Information shown
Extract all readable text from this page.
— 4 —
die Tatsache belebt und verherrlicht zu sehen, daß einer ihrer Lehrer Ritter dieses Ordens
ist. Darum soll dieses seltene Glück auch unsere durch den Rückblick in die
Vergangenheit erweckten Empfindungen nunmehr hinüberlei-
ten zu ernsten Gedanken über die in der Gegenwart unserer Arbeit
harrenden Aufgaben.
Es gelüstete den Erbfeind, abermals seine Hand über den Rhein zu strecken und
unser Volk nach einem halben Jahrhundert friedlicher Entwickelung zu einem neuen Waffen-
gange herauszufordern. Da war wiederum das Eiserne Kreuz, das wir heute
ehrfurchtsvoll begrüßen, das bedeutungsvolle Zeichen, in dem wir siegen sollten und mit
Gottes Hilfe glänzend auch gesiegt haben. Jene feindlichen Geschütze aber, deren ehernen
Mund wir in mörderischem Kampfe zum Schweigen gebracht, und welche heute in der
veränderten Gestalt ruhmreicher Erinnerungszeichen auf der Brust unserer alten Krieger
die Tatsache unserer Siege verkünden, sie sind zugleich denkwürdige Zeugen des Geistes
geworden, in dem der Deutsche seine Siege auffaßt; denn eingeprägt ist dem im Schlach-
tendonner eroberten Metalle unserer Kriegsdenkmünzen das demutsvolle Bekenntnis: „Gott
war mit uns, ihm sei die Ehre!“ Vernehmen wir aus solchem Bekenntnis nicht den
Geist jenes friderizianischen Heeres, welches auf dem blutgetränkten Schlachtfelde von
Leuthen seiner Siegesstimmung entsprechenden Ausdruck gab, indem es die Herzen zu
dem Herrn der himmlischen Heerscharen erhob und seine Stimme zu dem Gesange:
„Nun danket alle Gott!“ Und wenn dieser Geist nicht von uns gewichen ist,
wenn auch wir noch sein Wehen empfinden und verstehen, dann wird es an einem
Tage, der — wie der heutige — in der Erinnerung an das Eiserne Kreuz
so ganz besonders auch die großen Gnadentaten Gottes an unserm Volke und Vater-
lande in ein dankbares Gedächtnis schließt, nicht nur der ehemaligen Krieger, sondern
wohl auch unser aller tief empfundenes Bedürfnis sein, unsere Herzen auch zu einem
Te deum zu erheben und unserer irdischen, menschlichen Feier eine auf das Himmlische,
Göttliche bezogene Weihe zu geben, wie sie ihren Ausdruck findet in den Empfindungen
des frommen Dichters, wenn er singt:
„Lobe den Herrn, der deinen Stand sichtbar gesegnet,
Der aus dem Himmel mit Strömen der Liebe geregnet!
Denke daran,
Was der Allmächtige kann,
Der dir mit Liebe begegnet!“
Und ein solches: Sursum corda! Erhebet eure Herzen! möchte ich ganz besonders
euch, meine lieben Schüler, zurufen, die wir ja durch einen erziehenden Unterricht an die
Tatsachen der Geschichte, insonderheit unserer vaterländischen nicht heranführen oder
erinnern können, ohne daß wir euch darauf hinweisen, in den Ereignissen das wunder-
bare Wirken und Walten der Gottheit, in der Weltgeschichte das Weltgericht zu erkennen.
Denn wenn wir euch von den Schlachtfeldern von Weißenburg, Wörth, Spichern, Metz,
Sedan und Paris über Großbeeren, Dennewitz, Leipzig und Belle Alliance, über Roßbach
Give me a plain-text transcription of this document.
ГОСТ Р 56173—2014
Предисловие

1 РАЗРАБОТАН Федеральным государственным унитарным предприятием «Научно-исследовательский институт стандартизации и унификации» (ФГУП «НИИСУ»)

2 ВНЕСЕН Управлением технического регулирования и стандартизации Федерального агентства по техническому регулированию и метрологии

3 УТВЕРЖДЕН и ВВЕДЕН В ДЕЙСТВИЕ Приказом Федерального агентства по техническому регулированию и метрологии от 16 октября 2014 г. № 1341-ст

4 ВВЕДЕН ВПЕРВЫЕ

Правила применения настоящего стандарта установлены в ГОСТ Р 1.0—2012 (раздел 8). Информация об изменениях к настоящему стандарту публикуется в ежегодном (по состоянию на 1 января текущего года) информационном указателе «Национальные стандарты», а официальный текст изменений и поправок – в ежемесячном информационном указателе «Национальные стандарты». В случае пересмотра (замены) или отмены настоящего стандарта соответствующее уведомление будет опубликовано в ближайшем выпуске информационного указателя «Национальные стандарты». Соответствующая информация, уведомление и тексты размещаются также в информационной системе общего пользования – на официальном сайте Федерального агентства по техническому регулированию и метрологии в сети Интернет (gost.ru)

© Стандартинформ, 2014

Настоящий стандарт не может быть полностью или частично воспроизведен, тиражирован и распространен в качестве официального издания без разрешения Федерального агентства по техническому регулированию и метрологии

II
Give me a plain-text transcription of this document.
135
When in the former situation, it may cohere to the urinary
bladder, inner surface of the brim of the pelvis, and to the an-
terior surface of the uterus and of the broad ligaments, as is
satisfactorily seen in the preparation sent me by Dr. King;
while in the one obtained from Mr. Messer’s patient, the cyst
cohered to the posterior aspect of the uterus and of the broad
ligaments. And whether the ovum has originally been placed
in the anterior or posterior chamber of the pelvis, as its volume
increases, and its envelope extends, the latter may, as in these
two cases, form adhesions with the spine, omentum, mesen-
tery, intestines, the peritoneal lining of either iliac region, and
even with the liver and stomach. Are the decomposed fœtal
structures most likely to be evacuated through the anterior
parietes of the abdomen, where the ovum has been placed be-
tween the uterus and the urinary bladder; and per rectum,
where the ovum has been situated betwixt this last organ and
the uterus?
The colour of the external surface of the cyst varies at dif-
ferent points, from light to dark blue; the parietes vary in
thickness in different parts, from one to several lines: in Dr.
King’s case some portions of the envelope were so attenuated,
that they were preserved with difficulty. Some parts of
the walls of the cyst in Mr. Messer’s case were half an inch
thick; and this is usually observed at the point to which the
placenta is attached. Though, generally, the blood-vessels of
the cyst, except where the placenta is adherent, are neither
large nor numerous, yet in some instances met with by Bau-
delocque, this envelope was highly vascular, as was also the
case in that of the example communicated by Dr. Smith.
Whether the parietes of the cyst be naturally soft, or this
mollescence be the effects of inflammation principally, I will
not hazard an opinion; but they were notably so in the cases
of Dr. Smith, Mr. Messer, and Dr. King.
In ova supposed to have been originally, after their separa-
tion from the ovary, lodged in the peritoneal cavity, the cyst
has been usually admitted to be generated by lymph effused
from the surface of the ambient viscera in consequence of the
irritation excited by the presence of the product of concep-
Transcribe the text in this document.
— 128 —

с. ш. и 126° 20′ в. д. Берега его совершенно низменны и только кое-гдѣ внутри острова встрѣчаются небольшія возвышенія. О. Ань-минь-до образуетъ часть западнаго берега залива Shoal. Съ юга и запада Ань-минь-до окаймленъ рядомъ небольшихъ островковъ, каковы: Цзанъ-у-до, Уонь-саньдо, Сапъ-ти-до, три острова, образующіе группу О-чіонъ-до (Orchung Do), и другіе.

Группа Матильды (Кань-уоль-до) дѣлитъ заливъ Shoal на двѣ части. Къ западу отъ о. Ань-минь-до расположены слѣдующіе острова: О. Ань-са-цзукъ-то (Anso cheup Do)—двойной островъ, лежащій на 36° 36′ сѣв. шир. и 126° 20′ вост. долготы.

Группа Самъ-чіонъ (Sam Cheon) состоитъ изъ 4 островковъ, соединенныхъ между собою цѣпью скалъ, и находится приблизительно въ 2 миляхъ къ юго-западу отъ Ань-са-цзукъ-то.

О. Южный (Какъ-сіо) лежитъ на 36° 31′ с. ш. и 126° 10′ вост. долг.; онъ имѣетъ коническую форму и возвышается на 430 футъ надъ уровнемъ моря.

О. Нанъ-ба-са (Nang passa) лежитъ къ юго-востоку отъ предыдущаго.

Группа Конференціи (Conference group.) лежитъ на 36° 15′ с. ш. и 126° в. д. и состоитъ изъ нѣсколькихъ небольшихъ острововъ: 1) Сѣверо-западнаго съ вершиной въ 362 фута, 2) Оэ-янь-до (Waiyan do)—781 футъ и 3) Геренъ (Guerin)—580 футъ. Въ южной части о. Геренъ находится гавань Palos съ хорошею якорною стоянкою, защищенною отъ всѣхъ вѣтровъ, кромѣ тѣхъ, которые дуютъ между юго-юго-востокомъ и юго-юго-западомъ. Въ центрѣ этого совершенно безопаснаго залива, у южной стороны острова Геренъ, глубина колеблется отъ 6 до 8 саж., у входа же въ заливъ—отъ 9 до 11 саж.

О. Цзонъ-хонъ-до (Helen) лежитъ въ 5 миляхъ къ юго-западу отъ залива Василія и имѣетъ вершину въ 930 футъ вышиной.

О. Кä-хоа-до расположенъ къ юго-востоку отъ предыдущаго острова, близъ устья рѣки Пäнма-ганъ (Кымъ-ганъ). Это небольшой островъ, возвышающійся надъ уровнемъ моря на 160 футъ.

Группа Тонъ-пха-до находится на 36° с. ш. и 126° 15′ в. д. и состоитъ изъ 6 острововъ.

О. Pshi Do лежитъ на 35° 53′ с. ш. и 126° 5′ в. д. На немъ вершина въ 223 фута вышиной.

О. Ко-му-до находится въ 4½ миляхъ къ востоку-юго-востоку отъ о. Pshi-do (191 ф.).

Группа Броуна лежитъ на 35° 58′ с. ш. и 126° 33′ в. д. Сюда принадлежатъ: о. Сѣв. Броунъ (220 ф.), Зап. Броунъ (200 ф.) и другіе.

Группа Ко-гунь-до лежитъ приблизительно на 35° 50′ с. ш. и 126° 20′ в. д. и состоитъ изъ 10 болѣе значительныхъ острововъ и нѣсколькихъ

Task objective
Search the records above for "durch". Copy each line where it is found.

Answer
ist. Darum soll dieses seltene Glück auch unsere durch den Rückblick in die
euch, meine lieben Schüler, zurufen, die wir ja durch einen erziehenden Unterricht an die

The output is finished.